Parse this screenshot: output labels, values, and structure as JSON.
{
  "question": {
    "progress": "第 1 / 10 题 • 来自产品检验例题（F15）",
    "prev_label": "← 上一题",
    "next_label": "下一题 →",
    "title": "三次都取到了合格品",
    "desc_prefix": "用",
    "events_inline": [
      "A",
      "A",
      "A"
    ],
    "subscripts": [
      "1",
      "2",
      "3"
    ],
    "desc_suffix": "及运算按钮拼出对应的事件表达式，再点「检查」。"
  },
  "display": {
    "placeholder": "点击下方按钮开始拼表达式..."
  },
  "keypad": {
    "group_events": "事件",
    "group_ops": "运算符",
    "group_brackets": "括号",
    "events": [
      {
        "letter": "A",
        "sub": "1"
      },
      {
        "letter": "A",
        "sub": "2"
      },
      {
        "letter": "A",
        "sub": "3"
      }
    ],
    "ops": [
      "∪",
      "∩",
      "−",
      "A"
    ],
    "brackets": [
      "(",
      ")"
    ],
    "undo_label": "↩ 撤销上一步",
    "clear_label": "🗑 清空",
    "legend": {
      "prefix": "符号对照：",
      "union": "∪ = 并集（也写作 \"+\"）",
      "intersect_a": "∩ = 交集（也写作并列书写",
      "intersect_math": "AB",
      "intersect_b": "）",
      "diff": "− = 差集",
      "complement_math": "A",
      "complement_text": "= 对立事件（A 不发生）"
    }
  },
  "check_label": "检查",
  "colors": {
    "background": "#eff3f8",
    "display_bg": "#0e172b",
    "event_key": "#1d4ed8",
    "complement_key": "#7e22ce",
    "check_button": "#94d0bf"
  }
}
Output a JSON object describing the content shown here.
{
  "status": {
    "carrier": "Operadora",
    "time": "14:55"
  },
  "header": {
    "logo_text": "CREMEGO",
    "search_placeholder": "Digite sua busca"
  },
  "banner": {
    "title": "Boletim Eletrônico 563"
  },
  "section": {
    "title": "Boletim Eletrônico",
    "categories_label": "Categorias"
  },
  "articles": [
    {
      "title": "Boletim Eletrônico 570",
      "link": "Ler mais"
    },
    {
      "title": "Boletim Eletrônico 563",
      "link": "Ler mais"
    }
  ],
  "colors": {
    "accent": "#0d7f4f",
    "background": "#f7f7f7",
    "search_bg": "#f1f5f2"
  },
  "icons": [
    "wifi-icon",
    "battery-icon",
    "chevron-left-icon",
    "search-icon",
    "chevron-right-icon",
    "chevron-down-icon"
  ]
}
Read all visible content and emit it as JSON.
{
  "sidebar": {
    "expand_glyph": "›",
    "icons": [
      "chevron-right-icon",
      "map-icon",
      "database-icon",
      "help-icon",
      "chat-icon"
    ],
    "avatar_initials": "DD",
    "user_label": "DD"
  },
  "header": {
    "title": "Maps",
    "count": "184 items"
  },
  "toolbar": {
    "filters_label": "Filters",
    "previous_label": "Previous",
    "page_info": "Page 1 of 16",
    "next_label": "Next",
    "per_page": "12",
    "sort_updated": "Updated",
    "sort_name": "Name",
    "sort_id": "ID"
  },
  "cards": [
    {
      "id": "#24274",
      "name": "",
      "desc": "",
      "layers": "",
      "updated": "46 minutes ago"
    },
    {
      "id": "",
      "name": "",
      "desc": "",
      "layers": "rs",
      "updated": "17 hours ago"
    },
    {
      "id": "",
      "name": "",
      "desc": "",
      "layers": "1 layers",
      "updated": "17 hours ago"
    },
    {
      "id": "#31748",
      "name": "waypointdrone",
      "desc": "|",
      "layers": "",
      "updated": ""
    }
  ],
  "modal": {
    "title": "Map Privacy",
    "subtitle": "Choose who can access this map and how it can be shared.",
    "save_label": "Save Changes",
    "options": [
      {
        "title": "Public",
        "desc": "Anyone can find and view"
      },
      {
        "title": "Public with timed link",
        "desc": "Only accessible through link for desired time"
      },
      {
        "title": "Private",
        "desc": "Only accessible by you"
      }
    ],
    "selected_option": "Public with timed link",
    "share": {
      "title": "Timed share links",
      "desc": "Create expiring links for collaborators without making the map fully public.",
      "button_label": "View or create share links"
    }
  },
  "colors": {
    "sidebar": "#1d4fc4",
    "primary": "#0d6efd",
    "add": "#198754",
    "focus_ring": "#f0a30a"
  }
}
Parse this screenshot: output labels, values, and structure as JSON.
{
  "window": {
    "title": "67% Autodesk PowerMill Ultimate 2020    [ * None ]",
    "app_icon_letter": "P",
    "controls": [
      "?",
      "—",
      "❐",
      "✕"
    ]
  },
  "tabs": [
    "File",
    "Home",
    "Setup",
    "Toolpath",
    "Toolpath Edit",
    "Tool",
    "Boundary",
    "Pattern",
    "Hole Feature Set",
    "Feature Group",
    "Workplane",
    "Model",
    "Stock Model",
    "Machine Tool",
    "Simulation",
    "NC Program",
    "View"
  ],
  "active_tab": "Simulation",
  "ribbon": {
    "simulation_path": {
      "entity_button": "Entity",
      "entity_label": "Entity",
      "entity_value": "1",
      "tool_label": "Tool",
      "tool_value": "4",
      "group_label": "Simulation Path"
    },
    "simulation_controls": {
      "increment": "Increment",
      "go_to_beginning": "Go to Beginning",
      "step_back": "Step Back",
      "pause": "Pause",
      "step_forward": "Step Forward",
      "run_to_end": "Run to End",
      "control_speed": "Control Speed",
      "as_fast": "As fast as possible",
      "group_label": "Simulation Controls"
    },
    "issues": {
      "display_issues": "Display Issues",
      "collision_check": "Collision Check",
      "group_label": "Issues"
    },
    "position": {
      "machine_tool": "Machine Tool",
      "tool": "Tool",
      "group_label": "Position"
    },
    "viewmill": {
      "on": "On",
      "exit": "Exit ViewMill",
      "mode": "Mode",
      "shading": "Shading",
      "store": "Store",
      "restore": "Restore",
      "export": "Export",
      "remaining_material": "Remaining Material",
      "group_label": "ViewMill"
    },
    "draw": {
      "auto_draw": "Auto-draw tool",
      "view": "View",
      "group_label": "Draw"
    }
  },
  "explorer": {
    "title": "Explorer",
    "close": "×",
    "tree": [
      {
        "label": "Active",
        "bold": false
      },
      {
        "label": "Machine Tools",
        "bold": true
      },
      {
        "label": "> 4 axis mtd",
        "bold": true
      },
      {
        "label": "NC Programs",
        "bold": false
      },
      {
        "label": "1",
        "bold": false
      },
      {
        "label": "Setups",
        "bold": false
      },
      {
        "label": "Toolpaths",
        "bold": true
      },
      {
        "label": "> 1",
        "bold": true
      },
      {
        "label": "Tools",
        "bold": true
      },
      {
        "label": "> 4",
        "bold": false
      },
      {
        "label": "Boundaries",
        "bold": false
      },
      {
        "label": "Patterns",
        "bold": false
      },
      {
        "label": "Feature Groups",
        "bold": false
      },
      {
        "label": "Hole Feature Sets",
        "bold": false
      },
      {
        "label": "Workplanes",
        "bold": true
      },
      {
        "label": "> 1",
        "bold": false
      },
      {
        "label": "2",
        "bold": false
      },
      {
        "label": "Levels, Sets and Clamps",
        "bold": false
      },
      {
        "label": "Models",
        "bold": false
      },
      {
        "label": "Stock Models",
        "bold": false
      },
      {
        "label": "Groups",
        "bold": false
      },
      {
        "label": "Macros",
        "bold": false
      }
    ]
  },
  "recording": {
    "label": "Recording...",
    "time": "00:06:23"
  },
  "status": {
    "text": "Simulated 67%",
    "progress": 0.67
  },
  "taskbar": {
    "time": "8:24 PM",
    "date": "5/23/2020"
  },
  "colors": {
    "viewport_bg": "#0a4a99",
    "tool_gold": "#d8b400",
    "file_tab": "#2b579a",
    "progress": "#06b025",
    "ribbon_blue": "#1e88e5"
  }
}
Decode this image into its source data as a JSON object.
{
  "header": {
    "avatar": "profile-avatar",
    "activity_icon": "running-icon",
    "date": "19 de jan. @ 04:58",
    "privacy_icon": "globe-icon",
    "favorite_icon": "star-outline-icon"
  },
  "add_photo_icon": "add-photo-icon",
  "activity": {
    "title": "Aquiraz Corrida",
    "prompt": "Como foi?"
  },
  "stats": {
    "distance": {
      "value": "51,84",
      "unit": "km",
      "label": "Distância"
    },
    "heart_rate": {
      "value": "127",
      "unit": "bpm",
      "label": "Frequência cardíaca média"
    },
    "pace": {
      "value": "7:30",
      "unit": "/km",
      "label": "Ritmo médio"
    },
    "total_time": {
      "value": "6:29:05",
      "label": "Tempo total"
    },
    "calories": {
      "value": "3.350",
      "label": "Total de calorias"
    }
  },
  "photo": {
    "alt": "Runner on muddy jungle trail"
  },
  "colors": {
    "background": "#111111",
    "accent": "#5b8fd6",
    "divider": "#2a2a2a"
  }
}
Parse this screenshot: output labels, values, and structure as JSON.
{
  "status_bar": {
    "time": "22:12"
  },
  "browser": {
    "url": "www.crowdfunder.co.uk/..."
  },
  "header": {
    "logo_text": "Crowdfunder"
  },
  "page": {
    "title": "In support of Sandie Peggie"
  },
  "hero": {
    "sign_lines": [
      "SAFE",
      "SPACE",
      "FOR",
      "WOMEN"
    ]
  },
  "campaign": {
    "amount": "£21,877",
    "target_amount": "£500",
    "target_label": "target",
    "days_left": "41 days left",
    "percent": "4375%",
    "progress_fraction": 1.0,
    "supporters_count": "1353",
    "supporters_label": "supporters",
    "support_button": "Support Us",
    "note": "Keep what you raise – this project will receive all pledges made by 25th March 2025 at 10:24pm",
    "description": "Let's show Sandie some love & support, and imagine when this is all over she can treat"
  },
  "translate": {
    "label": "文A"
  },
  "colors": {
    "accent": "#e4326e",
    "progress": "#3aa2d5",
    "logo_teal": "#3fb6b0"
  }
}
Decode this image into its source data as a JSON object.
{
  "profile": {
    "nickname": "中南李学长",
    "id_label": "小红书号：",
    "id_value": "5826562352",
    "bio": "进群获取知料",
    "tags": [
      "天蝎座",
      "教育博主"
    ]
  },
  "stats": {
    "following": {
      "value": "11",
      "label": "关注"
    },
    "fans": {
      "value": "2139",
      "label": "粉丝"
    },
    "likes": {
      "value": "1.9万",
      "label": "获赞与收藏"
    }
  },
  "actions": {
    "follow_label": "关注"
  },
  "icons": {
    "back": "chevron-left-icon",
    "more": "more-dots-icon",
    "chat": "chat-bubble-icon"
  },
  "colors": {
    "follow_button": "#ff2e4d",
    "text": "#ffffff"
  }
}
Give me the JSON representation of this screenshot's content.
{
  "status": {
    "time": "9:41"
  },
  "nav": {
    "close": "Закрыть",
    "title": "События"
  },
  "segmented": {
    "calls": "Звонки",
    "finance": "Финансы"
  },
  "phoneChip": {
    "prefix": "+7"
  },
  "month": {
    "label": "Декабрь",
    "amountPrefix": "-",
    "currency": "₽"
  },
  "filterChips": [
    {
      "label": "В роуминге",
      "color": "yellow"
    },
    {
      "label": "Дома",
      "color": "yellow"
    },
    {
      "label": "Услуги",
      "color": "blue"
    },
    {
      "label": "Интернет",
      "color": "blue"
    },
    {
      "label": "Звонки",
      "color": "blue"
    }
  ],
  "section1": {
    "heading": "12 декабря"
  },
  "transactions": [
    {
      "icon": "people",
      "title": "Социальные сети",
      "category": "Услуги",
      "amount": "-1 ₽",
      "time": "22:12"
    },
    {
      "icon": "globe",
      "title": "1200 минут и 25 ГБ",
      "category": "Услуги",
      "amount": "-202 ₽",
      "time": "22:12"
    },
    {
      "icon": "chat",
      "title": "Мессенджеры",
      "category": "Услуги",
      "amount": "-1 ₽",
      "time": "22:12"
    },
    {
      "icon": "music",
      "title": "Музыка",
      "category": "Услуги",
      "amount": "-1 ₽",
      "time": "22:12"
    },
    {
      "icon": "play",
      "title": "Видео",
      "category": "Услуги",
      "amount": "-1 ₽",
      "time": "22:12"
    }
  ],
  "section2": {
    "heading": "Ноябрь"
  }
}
##############################
→ **Task brief**: Pick out the lines above containing the word "links", then copy them.

→ **Solution to the problem**:
      "title": "Timed share links",
      "desc": "Create expiring links for collaborators without making the map fully public.",
      "button_label": "View or create share links"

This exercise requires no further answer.